Data for this task -
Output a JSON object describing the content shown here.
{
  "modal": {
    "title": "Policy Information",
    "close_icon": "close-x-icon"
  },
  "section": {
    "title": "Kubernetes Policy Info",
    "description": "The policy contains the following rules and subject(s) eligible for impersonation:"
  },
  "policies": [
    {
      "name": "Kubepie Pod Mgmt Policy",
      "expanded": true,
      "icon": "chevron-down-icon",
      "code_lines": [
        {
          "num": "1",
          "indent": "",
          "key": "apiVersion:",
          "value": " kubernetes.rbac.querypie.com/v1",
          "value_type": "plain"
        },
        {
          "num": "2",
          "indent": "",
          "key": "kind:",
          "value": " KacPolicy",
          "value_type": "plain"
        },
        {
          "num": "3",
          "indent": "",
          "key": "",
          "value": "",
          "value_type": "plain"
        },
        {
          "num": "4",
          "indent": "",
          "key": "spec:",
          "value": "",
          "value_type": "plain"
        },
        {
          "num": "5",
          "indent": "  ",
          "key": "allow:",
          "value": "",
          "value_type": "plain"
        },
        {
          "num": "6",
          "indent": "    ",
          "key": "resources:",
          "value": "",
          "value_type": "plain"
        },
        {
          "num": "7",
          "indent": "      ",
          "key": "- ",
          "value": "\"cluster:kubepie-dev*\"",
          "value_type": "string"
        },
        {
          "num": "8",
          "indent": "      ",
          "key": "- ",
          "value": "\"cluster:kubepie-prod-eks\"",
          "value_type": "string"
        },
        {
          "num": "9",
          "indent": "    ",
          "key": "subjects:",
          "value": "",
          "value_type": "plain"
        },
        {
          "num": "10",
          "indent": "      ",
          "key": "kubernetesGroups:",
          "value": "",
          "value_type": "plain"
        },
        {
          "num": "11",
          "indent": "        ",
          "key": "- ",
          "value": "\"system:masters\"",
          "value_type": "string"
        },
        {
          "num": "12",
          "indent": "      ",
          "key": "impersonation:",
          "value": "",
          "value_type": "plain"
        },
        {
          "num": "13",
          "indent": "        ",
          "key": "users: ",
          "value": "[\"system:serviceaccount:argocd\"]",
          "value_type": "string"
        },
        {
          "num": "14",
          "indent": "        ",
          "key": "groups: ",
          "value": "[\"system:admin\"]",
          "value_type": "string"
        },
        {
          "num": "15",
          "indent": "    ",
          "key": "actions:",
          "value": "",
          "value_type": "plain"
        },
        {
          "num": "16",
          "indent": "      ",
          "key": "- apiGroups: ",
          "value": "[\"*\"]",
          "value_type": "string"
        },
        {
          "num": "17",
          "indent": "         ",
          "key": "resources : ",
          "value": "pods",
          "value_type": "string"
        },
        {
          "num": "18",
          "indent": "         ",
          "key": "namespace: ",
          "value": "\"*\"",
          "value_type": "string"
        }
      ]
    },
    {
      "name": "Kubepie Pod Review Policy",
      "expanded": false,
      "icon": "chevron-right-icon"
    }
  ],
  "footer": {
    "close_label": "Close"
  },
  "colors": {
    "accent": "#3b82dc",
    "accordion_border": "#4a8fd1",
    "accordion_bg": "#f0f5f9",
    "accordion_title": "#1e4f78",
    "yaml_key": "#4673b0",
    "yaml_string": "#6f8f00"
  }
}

Stated problem - Look through the entries above and report each line where the string "chevron" occurs.

Output for this exercise -
      "icon": "chevron-down-icon",
      "icon": "chevron-right-icon"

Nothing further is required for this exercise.